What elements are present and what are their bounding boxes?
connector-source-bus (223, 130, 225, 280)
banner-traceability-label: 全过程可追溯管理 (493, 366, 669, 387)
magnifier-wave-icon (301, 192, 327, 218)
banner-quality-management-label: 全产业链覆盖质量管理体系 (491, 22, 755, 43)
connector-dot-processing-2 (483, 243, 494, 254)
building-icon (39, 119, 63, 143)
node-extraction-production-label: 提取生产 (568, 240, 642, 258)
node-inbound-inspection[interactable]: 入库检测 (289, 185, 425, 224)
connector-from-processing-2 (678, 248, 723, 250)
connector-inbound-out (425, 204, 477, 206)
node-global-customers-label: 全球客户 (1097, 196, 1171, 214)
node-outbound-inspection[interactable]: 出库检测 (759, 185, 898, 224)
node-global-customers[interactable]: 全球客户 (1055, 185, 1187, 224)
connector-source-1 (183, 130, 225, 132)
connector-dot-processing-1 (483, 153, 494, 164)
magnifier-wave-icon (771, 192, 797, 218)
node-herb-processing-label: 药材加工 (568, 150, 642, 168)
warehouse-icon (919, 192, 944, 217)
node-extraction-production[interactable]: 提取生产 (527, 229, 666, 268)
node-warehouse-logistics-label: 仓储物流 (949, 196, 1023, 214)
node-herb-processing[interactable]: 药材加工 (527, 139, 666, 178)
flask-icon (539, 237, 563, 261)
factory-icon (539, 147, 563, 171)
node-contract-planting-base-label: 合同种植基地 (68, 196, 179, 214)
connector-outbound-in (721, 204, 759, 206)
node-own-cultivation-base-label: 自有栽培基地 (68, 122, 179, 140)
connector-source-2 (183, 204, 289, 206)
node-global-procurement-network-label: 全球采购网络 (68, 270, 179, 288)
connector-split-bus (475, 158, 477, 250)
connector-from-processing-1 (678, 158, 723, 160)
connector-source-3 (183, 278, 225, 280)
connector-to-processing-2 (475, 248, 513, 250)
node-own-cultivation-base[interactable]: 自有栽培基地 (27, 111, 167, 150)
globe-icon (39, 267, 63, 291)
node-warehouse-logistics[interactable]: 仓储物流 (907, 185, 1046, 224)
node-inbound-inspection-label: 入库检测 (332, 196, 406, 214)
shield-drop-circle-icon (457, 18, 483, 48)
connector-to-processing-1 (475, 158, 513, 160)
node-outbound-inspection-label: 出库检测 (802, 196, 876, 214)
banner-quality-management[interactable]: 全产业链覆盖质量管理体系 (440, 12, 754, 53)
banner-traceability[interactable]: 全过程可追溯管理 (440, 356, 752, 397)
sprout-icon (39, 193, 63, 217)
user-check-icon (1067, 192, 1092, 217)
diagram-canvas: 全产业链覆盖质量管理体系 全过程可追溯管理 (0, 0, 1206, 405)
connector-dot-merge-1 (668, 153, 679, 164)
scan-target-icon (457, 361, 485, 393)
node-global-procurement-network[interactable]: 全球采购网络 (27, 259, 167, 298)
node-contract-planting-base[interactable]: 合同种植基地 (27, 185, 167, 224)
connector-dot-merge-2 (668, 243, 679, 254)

* [YOUR TASK]: Extract every line of the entries above that contains the string "全球客户".

* [THE OUTPUT]:
node-global-customers-label: 全球客户 (1097, 196, 1171, 214)
node-global-customers[interactable]: 全球客户 (1055, 185, 1187, 224)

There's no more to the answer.